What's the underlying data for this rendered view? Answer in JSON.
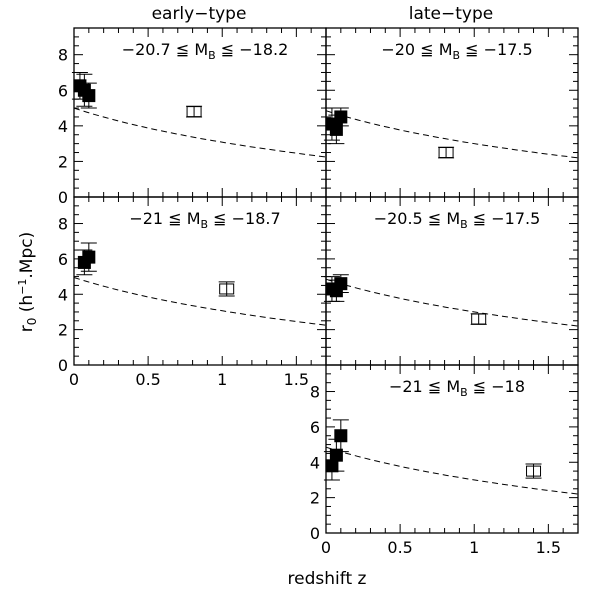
{
  "figure": {
    "column_titles": [
      "early−type",
      "late−type"
    ],
    "ylabel_main": "r",
    "ylabel_sub": "0",
    "ylabel_rest": " (h",
    "ylabel_sup": "−1",
    "ylabel_end": ".Mpc)",
    "xlabel": "redshift z"
  },
  "chart_data": [
    {
      "type": "scatter",
      "panel": "top-left",
      "label_parts": [
        "−20.7 ≦ M",
        "B",
        " ≦ −18.2"
      ],
      "xlim": [
        0,
        1.7
      ],
      "ylim": [
        0,
        9.5
      ],
      "xticks": [
        0,
        0.5,
        1,
        1.5
      ],
      "yticks": [
        0,
        2,
        4,
        6,
        8
      ],
      "show_x_ticklabels": false,
      "show_y_ticklabels": true,
      "y_ticklabels_shown": [
        "0",
        "2",
        "4",
        "6",
        "8"
      ],
      "filled_points": [
        {
          "x": 0.04,
          "y": 6.25,
          "err": 0.75
        },
        {
          "x": 0.07,
          "y": 6.0,
          "err": 0.9
        },
        {
          "x": 0.1,
          "y": 5.7,
          "err": 0.7
        }
      ],
      "open_points": [
        {
          "x": 0.81,
          "y": 4.8,
          "err": 0.3
        }
      ],
      "model_curve": {
        "y0": 5.0,
        "y_end": 2.25
      }
    },
    {
      "type": "scatter",
      "panel": "top-right",
      "label_parts": [
        "−20 ≦ M",
        "B",
        " ≦ −17.5"
      ],
      "xlim": [
        0,
        1.7
      ],
      "ylim": [
        0,
        9.5
      ],
      "xticks": [
        0,
        0.5,
        1,
        1.5
      ],
      "yticks": [
        0,
        2,
        4,
        6,
        8
      ],
      "show_x_ticklabels": false,
      "show_y_ticklabels": false,
      "filled_points": [
        {
          "x": 0.04,
          "y": 4.1,
          "err": 0.9
        },
        {
          "x": 0.07,
          "y": 3.8,
          "err": 0.8
        },
        {
          "x": 0.1,
          "y": 4.5,
          "err": 0.5
        }
      ],
      "open_points": [
        {
          "x": 0.81,
          "y": 2.5,
          "err": 0.3
        }
      ],
      "model_curve": {
        "y0": 4.85,
        "y_end": 2.2
      }
    },
    {
      "type": "scatter",
      "panel": "middle-left",
      "label_parts": [
        "−21 ≦ M",
        "B",
        " ≦ −18.7"
      ],
      "xlim": [
        0,
        1.7
      ],
      "ylim": [
        0,
        9.5
      ],
      "xticks": [
        0,
        0.5,
        1,
        1.5
      ],
      "yticks": [
        0,
        2,
        4,
        6,
        8
      ],
      "show_x_ticklabels": true,
      "x_ticklabels_shown": [
        "0",
        "0.5",
        "1",
        "1.5"
      ],
      "show_y_ticklabels": true,
      "y_ticklabels_shown": [
        "0",
        "2",
        "4",
        "6",
        "8"
      ],
      "filled_points": [
        {
          "x": 0.07,
          "y": 5.8,
          "err": 0.7
        },
        {
          "x": 0.1,
          "y": 6.1,
          "err": 0.8
        }
      ],
      "open_points": [
        {
          "x": 1.03,
          "y": 4.3,
          "err": 0.4
        }
      ],
      "model_curve": {
        "y0": 4.95,
        "y_end": 2.25
      }
    },
    {
      "type": "scatter",
      "panel": "middle-right",
      "label_parts": [
        "−20.5 ≦ M",
        "B",
        " ≦ −17.5"
      ],
      "xlim": [
        0,
        1.7
      ],
      "ylim": [
        0,
        9.5
      ],
      "xticks": [
        0,
        0.5,
        1,
        1.5
      ],
      "yticks": [
        0,
        2,
        4,
        6,
        8
      ],
      "show_x_ticklabels": false,
      "show_y_ticklabels": false,
      "filled_points": [
        {
          "x": 0.04,
          "y": 4.3,
          "err": 0.7
        },
        {
          "x": 0.07,
          "y": 4.2,
          "err": 0.6
        },
        {
          "x": 0.1,
          "y": 4.6,
          "err": 0.5
        }
      ],
      "open_points": [
        {
          "x": 1.03,
          "y": 2.6,
          "err": 0.3
        }
      ],
      "model_curve": {
        "y0": 4.85,
        "y_end": 2.2
      }
    },
    {
      "type": "scatter",
      "panel": "bottom-right",
      "label_parts": [
        "−21 ≦ M",
        "B",
        " ≦ −18"
      ],
      "xlim": [
        0,
        1.7
      ],
      "ylim": [
        0,
        9.5
      ],
      "xticks": [
        0,
        0.5,
        1,
        1.5
      ],
      "yticks": [
        0,
        2,
        4,
        6,
        8
      ],
      "show_x_ticklabels": true,
      "x_ticklabels_shown": [
        "0",
        "0.5",
        "1",
        "1.5"
      ],
      "show_y_ticklabels": true,
      "y_ticklabels_shown": [
        "0",
        "2",
        "4",
        "6",
        "8"
      ],
      "filled_points": [
        {
          "x": 0.04,
          "y": 3.8,
          "err": 0.8
        },
        {
          "x": 0.07,
          "y": 4.4,
          "err": 0.9
        },
        {
          "x": 0.1,
          "y": 5.5,
          "err": 0.9
        }
      ],
      "open_points": [
        {
          "x": 1.4,
          "y": 3.5,
          "err": 0.4
        }
      ],
      "model_curve": {
        "y0": 4.85,
        "y_end": 2.2
      }
    }
  ]
}
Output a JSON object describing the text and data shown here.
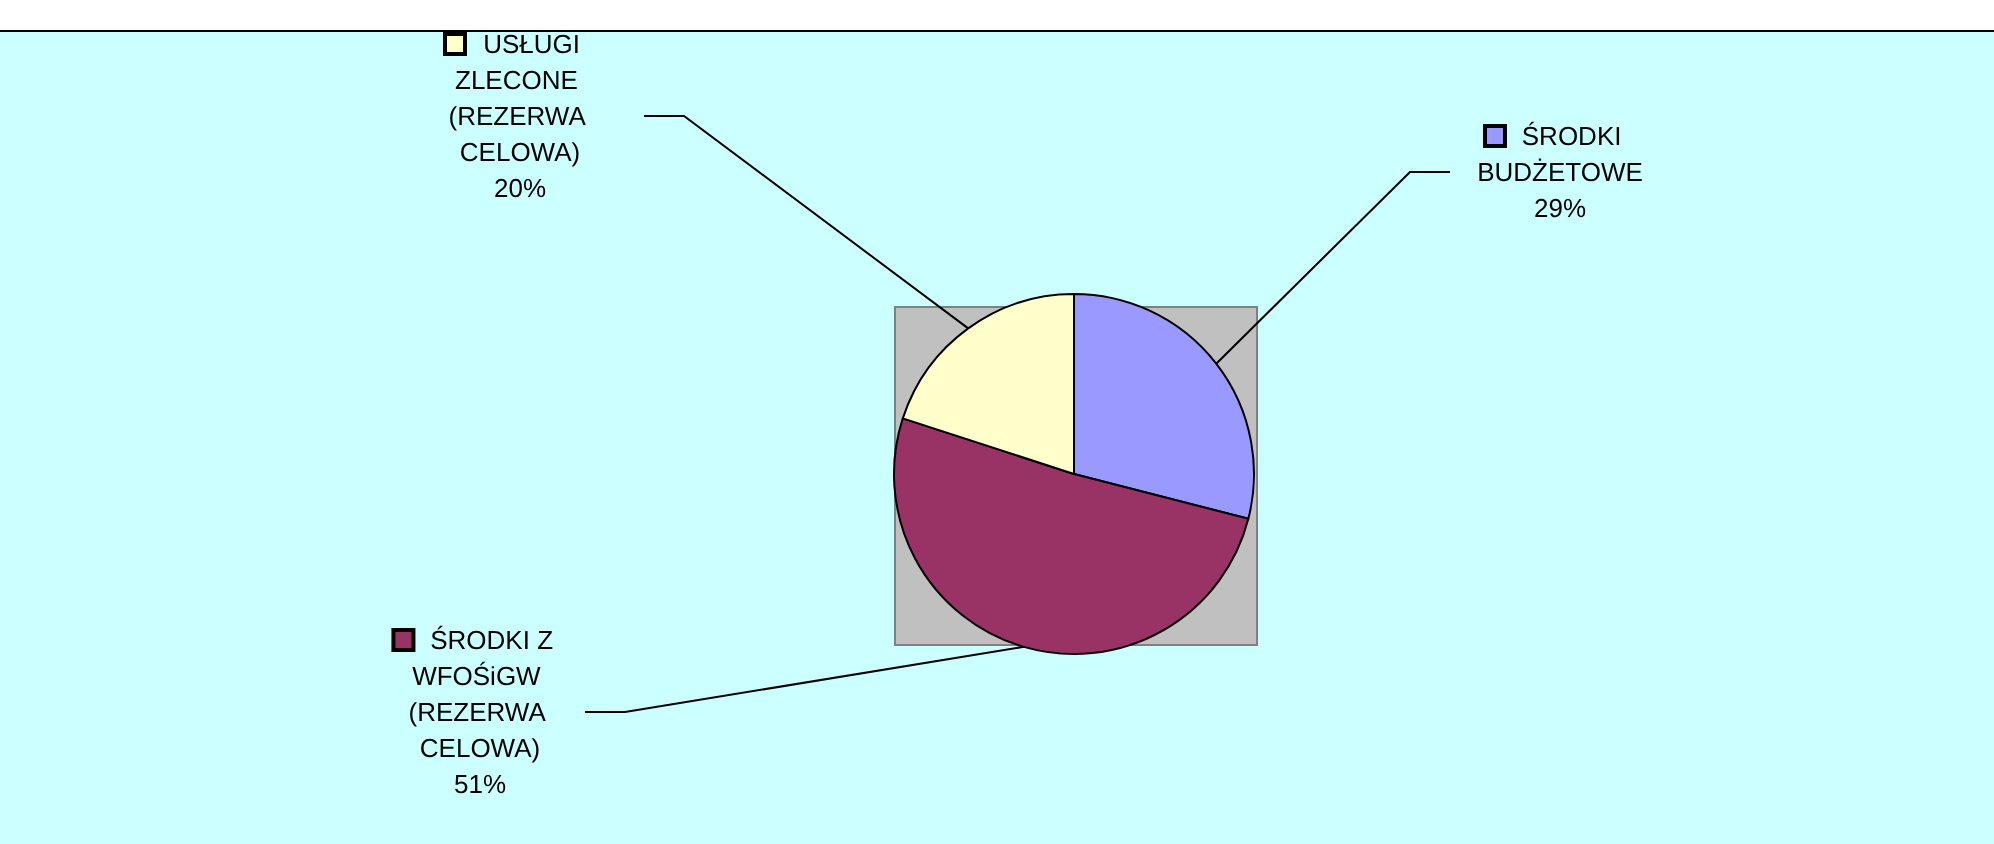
{
  "chart_data": {
    "type": "pie",
    "categories": [
      "ŚRODKI BUDŻETOWE",
      "ŚRODKI Z WFOŚiGW (REZERWA CELOWA)",
      "USŁUGI ZLECONE (REZERWA CELOWA)"
    ],
    "values": [
      29,
      51,
      20
    ],
    "colors": [
      "#9999ff",
      "#993366",
      "#ffffcc"
    ],
    "value_labels": [
      "29%",
      "51%",
      "20%"
    ],
    "legend": "left"
  }
}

------------------------

INSTRUCTIONS FOR THE TASK | Lines that hold the word "ŚRODKI" are the ones to return, every one of them.

REPLY |
      "ŚRODKI BUDŻETOWE",
      "ŚRODKI Z WFOŚiGW (REZERWA CELOWA)",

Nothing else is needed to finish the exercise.